# [INSTRUCTIONS TO FOLLOW]
Look through the records below, and copy out every line that holds the string "HANER".
»»
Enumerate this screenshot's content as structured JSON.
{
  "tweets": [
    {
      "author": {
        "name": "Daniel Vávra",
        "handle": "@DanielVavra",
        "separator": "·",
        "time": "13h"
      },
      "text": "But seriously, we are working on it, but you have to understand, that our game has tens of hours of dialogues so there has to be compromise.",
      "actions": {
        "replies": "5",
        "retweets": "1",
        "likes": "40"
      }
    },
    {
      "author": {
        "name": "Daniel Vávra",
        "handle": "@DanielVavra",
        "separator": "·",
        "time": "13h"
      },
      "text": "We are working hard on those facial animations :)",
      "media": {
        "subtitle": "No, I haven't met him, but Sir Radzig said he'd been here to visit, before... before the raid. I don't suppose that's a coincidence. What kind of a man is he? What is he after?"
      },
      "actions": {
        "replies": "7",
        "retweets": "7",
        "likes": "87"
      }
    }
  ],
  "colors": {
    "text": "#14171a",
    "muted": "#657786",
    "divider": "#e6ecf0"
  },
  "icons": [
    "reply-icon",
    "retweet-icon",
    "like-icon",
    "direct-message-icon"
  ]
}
««
»»
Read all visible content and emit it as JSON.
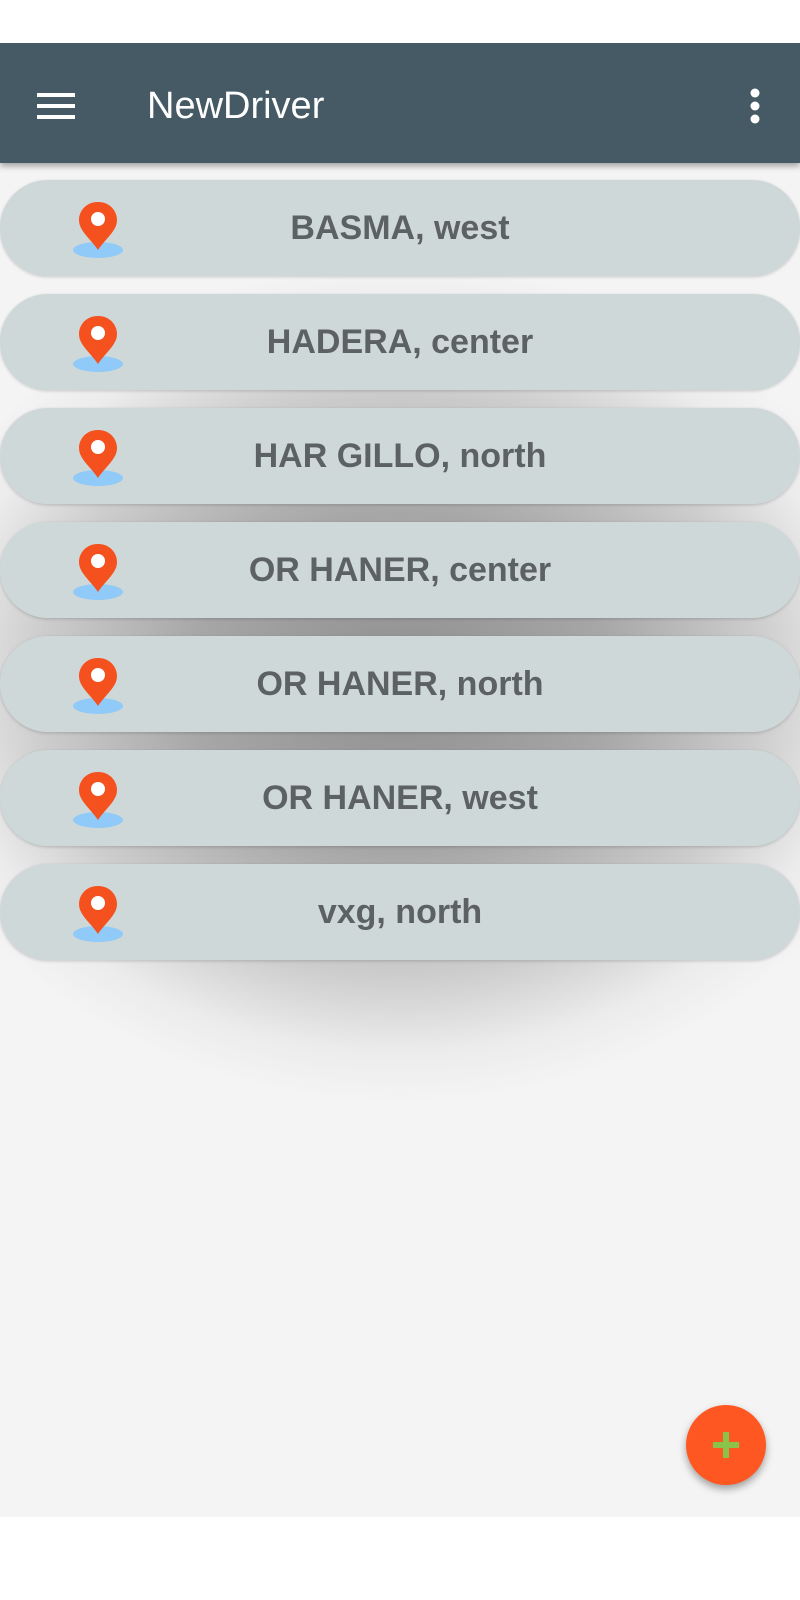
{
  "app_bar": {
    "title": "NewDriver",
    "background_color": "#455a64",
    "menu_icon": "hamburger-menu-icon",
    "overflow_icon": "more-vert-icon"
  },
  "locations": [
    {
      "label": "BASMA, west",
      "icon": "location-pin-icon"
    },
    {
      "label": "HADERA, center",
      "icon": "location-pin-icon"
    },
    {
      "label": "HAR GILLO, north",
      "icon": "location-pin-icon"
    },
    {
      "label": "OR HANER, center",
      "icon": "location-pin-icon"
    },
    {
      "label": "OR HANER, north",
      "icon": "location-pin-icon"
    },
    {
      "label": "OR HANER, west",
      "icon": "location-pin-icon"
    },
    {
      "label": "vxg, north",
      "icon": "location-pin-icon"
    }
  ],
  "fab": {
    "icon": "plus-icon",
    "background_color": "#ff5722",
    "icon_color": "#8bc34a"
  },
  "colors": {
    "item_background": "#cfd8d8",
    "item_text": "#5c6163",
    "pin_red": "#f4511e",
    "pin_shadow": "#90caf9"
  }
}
««
# [WORKED SOLUTION]
      "label": "OR HANER, center",
      "label": "OR HANER, north",
      "label": "OR HANER, west",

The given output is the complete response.